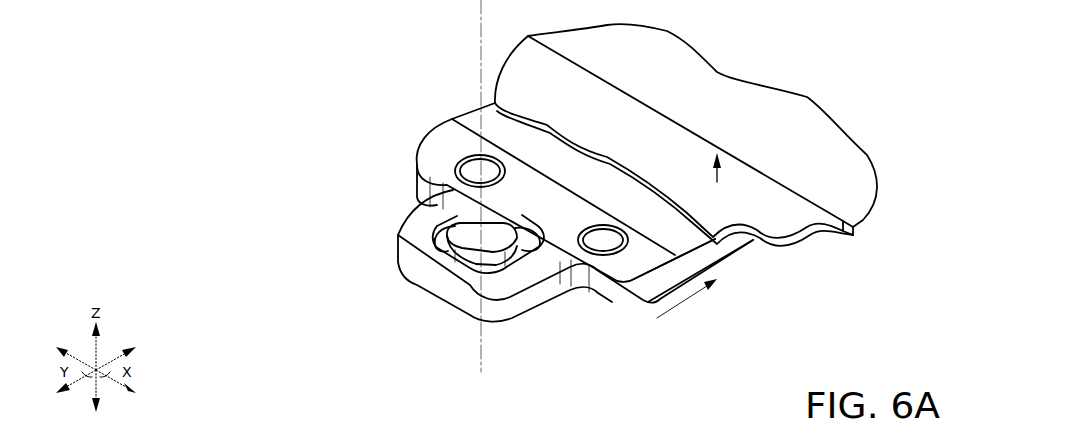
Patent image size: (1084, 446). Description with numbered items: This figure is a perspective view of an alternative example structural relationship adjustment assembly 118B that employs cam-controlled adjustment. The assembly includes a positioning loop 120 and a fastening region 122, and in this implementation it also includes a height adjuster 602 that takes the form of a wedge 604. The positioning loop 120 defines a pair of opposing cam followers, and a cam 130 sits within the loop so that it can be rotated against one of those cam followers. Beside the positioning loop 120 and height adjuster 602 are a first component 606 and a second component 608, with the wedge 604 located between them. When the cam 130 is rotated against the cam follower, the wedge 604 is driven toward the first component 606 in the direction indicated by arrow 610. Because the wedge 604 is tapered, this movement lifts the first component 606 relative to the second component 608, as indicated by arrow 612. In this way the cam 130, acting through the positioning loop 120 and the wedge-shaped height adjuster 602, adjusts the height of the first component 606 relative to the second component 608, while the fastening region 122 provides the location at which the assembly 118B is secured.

The height adjuster 602 is at (460, 105).
The fastening region 122 is at (402, 145).
The structural relationship adjustment assembly 118B is at (303, 233).
The cam 130 is at (473, 249).
The positioning loop 120 is at (470, 325).
The second component 608 is at (700, 53).
The arrow 612 is at (716, 180).
The first component 606 is at (795, 233).
The wedge 604 is at (723, 257).
The arrow 610 is at (683, 305).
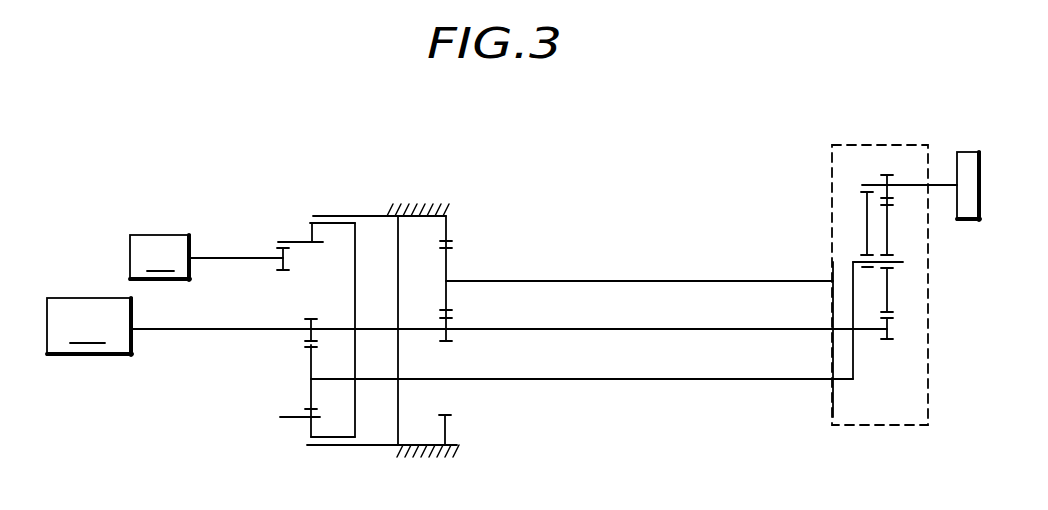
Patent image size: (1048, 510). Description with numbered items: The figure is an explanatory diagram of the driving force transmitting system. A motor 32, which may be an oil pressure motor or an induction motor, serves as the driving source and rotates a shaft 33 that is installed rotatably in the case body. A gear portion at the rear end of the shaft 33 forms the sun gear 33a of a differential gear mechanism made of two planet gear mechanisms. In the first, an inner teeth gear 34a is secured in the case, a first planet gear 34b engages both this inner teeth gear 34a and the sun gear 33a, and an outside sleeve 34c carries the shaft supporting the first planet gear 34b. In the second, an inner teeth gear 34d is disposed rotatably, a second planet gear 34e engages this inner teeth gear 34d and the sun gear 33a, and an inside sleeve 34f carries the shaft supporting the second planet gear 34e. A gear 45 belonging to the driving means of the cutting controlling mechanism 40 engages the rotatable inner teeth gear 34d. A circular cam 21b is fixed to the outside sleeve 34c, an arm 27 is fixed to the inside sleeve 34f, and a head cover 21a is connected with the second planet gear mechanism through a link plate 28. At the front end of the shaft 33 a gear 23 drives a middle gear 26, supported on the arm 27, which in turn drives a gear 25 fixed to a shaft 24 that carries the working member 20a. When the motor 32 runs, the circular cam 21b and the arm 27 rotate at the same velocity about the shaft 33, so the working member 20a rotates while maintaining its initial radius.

----------

:: Goal of the exercise ::
Change "Patent image size" to "Drawing dimensions" throughout the records above and reproduce their text with nothing else altered. Omit the pictures from the output.

:: Solution to the problem ::
Drawing dimensions: (1084, 446). Description with numbered items: This figure is a perspective view of an alternative example structural relationship adjustment assembly 118B that employs cam-controlled adjustment. The assembly includes a positioning loop 120 and a fastening region 122, and in this implementation it also includes a height adjuster 602 that takes the form of a wedge 604. The positioning loop 120 defines a pair of opposing cam followers, and a cam 130 sits within the loop so that it can be rotated against one of those cam followers. Beside the positioning loop 120 and height adjuster 602 are a first component 606 and a second component 608, with the wedge 604 located between them. When the cam 130 is rotated against the cam follower, the wedge 604 is driven toward the first component 606 in the direction indicated by arrow 610. Because the wedge 604 is tapered, this movement lifts the first component 606 relative to the second component 608, as indicated by arrow 612. In this way the cam 130, acting through the positioning loop 120 and the wedge-shaped height adjuster 602, adjusts the height of the first component 606 relative to the second component 608, while the fastening region 122 provides the location at which the assembly 118B is secured.

The height adjuster 602 is at (460, 105).
The fastening region 122 is at (402, 145).
The structural relationship adjustment assembly 118B is at (303, 233).
The cam 130 is at (473, 249).
The positioning loop 120 is at (470, 325).
The second component 608 is at (700, 53).
The arrow 612 is at (716, 180).
The first component 606 is at (795, 233).
The wedge 604 is at (723, 257).
The arrow 610 is at (683, 305).
Drawing dimensions: (1048, 510). Description with numbered items: The figure is an explanatory diagram of the driving force transmitting system. A motor 32, which may be an oil pressure motor or an induction motor, serves as the driving source and rotates a shaft 33 that is installed rotatably in the case body. A gear portion at the rear end of the shaft 33 forms the sun gear 33a of a differential gear mechanism made of two planet gear mechanisms. In the first, an inner teeth gear 34a is secured in the case, a first planet gear 34b engages both this inner teeth gear 34a and the sun gear 33a, and an outside sleeve 34c carries the shaft supporting the first planet gear 34b. In the second, an inner teeth gear 34d is disposed rotatably, a second planet gear 34e engages this inner teeth gear 34d and the sun gear 33a, and an inside sleeve 34f carries the shaft supporting the second planet gear 34e. A gear 45 belonging to the driving means of the cutting controlling mechanism 40 engages the rotatable inner teeth gear 34d. A circular cam 21b is fixed to the outside sleeve 34c, an arm 27 is fixed to the inside sleeve 34f, and a head cover 21a is connected with the second planet gear mechanism through a link plate 28. At the front end of the shaft 33 a gear 23 drives a middle gear 26, supported on the arm 27, which in turn drives a gear 25 fixed to a shaft 24 that carries the working member 20a. When the motor 32 runs, the circular cam 21b and the arm 27 rotate at the same velocity about the shaft 33, so the working member 20a rotates while maintaining its initial radius.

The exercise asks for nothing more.